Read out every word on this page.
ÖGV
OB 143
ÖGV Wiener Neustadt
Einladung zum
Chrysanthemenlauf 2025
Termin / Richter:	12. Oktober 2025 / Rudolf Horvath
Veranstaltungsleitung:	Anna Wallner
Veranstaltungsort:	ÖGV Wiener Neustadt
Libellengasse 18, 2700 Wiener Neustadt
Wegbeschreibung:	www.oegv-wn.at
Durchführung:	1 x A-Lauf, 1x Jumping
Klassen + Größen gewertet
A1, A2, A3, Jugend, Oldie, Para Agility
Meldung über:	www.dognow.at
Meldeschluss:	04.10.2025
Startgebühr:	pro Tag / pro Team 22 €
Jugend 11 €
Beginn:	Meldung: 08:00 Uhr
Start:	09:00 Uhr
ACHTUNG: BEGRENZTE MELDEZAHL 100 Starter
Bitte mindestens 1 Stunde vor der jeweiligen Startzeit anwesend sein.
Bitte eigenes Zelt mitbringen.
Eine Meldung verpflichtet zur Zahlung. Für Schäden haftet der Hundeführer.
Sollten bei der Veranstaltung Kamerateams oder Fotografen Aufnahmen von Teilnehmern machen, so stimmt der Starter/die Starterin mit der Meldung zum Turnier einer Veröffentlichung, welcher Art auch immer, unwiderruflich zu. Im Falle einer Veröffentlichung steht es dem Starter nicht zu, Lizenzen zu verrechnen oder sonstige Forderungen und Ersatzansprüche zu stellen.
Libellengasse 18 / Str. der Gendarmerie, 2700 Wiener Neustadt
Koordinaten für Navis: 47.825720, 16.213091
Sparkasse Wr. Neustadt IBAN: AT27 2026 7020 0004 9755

:::

WORK REQUEST: Each line above that holds the string "Bitte" should be copied and shown.

WRITTEN ANSWER:
Bitte mindestens 1 Stunde vor der jeweiligen Startzeit anwesend sein.
Bitte eigenes Zelt mitbringen.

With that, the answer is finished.